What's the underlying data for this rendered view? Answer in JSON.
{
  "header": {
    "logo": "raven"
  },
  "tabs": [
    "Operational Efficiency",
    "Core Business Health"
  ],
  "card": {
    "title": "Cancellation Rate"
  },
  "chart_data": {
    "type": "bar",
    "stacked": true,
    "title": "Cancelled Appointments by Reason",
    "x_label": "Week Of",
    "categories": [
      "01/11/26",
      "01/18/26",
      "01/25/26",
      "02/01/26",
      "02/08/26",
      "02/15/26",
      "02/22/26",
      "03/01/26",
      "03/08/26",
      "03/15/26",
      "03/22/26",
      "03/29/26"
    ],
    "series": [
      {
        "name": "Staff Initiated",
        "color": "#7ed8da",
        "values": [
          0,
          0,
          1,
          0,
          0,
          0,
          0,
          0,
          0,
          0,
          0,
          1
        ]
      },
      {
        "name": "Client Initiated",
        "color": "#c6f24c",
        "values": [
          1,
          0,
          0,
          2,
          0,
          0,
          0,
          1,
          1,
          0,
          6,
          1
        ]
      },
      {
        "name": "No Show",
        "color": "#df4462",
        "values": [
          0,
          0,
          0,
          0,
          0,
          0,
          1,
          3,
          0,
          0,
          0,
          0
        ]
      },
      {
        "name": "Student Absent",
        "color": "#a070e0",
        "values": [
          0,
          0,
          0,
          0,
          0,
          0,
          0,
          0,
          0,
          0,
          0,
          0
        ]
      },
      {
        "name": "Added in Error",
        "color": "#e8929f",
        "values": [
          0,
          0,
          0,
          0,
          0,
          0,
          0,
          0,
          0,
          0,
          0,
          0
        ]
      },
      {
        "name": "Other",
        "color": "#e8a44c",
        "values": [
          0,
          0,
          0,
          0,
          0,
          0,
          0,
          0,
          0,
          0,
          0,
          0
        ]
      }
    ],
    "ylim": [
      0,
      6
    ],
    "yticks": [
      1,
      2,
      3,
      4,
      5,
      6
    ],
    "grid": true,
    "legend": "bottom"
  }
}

Task instructions: Using the material above, report each line where "name" occurs.

Complete answer:
        "name": "Staff Initiated",
        "name": "Client Initiated",
        "name": "No Show",
        "name": "Student Absent",
        "name": "Added in Error",
        "name": "Other",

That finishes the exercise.